> Goal of the exercise: Filter this data down to the lines that hold "Ngày", and copy them.

> Rows:
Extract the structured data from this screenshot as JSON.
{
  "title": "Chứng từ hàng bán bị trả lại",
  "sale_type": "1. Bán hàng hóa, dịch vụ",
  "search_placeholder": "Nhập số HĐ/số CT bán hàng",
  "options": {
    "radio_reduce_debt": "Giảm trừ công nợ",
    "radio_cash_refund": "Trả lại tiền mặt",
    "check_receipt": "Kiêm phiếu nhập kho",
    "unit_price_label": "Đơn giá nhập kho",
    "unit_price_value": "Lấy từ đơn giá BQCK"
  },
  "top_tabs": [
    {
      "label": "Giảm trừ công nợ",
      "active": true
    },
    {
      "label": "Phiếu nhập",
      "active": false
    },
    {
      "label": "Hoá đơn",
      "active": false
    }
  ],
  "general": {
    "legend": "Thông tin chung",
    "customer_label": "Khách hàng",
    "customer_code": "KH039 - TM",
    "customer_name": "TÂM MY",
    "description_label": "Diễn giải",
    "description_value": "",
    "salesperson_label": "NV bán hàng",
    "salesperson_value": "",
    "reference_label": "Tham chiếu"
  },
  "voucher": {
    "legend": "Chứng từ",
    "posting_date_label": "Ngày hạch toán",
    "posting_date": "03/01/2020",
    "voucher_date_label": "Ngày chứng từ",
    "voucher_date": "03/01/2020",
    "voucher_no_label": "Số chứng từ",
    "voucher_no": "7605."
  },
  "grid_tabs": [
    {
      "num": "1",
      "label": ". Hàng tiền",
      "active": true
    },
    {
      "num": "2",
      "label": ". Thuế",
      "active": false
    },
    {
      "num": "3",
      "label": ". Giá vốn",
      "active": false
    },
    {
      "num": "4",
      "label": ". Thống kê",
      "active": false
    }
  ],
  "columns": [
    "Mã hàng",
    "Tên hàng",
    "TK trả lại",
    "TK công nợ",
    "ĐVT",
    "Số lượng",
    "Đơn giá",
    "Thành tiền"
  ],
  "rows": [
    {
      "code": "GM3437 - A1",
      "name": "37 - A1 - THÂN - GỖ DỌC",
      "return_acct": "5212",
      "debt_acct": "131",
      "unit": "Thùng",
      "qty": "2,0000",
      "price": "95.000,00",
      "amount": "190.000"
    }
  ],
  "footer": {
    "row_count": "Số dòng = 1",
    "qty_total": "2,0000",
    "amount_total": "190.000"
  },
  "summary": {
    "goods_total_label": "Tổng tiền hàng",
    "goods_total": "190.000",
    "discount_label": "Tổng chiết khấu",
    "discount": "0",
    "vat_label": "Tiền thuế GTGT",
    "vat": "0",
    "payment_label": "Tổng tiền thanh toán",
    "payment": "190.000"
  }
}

> Reply to the exercise:
    "posting_date_label": "Ngày hạch toán",
    "voucher_date_label": "Ngày chứng từ",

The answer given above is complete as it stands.